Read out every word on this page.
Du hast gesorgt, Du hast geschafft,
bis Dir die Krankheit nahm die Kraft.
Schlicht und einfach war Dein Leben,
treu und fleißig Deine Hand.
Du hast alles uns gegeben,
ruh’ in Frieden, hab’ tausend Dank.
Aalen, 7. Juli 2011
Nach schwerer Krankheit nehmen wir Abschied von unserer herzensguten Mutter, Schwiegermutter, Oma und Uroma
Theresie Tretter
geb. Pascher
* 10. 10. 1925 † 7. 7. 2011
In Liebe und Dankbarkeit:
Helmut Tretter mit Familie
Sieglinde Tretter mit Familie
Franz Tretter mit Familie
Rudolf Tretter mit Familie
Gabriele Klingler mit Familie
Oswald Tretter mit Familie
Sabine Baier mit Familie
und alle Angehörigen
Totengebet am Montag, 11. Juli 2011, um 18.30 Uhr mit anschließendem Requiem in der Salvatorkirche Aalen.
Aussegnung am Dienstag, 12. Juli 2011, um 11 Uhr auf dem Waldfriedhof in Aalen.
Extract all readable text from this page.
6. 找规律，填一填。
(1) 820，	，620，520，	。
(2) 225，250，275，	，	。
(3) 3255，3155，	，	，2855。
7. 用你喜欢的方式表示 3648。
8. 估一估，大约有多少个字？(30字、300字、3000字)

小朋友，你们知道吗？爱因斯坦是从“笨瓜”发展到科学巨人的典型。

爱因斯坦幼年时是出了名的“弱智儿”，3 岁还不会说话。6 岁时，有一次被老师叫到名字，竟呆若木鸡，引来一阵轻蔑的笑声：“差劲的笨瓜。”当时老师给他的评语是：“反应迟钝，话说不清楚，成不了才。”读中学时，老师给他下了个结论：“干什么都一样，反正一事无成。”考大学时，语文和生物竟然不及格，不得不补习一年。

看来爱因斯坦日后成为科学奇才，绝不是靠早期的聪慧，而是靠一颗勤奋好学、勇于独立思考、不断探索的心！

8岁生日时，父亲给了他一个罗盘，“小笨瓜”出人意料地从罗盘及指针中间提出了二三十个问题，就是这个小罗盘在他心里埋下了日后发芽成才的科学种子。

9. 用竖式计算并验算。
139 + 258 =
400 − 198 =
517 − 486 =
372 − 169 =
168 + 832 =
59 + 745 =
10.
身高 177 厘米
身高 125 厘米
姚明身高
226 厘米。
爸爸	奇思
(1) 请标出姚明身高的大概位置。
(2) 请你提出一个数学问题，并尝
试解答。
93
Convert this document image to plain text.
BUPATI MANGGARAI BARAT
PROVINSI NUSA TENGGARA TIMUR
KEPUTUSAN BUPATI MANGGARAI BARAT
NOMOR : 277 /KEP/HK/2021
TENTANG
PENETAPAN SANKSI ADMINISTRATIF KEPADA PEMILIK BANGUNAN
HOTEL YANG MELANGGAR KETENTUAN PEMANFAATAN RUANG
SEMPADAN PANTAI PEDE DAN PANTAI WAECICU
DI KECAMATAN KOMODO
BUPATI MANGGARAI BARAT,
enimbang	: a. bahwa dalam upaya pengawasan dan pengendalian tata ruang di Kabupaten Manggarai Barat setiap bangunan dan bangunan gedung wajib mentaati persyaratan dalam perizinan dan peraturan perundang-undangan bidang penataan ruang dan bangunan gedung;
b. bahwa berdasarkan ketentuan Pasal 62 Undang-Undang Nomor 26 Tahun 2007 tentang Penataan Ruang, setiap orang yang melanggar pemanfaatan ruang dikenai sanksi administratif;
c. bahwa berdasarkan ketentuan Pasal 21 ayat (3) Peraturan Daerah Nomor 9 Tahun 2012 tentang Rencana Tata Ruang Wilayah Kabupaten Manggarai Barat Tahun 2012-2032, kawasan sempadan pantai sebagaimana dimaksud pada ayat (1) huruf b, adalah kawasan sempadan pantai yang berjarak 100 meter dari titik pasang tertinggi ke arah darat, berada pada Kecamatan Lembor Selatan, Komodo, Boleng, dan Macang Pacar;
--------
PROMPT = Please repeat the material above, word for word and in full.

RESPONSE FOR THIS EXERCISE =
Read out every word on this page.
Du hast gesorgt, Du hast geschafft,
bis Dir die Krankheit nahm die Kraft.
Schlicht und einfach war Dein Leben,
treu und fleißig Deine Hand.
Du hast alles uns gegeben,
ruh’ in Frieden, hab’ tausend Dank.
Aalen, 7. Juli 2011
Nach schwerer Krankheit nehmen wir Abschied von unserer herzensguten Mutter, Schwiegermutter, Oma und Uroma
Theresie Tretter
geb. Pascher
* 10. 10. 1925 † 7. 7. 2011
In Liebe und Dankbarkeit:
Helmut Tretter mit Familie
Sieglinde Tretter mit Familie
Franz Tretter mit Familie
Rudolf Tretter mit Familie
Gabriele Klingler mit Familie
Oswald Tretter mit Familie
Sabine Baier mit Familie
und alle Angehörigen
Totengebet am Montag, 11. Juli 2011, um 18.30 Uhr mit anschließendem Requiem in der Salvatorkirche Aalen.
Aussegnung am Dienstag, 12. Juli 2011, um 11 Uhr auf dem Waldfriedhof in Aalen.
Extract all readable text from this page.
6. 找规律，填一填。
(1) 820，	，620，520，	。
(2) 225，250，275，	，	。
(3) 3255，3155，	，	，2855。
7. 用你喜欢的方式表示 3648。
8. 估一估，大约有多少个字？(30字、300字、3000字)

小朋友，你们知道吗？爱因斯坦是从“笨瓜”发展到科学巨人的典型。

爱因斯坦幼年时是出了名的“弱智儿”，3 岁还不会说话。6 岁时，有一次被老师叫到名字，竟呆若木鸡，引来一阵轻蔑的笑声：“差劲的笨瓜。”当时老师给他的评语是：“反应迟钝，话说不清楚，成不了才。”读中学时，老师给他下了个结论：“干什么都一样，反正一事无成。”考大学时，语文和生物竟然不及格，不得不补习一年。

看来爱因斯坦日后成为科学奇才，绝不是靠早期的聪慧，而是靠一颗勤奋好学、勇于独立思考、不断探索的心！

8岁生日时，父亲给了他一个罗盘，“小笨瓜”出人意料地从罗盘及指针中间提出了二三十个问题，就是这个小罗盘在他心里埋下了日后发芽成才的科学种子。

9. 用竖式计算并验算。
139 + 258 =
400 − 198 =
517 − 486 =
372 − 169 =
168 + 832 =
59 + 745 =
10.
身高 177 厘米
身高 125 厘米
姚明身高
226 厘米。
爸爸	奇思
(1) 请标出姚明身高的大概位置。
(2) 请你提出一个数学问题，并尝
试解答。
93
Convert this document image to plain text.
BUPATI MANGGARAI BARAT
PROVINSI NUSA TENGGARA TIMUR
KEPUTUSAN BUPATI MANGGARAI BARAT
NOMOR : 277 /KEP/HK/2021
TENTANG
PENETAPAN SANKSI ADMINISTRATIF KEPADA PEMILIK BANGUNAN
HOTEL YANG MELANGGAR KETENTUAN PEMANFAATAN RUANG
SEMPADAN PANTAI PEDE DAN PANTAI WAECICU
DI KECAMATAN KOMODO
BUPATI MANGGARAI BARAT,
enimbang	: a. bahwa dalam upaya pengawasan dan pengendalian tata ruang di Kabupaten Manggarai Barat setiap bangunan dan bangunan gedung wajib mentaati persyaratan dalam perizinan dan peraturan perundang-undangan bidang penataan ruang dan bangunan gedung;
b. bahwa berdasarkan ketentuan Pasal 62 Undang-Undang Nomor 26 Tahun 2007 tentang Penataan Ruang, setiap orang yang melanggar pemanfaatan ruang dikenai sanksi administratif;
c. bahwa berdasarkan ketentuan Pasal 21 ayat (3) Peraturan Daerah Nomor 9 Tahun 2012 tentang Rencana Tata Ruang Wilayah Kabupaten Manggarai Barat Tahun 2012-2032, kawasan sempadan pantai sebagaimana dimaksud pada ayat (1) huruf b, adalah kawasan sempadan pantai yang berjarak 100 meter dari titik pasang tertinggi ke arah darat, berada pada Kecamatan Lembor Selatan, Komodo, Boleng, dan Macang Pacar;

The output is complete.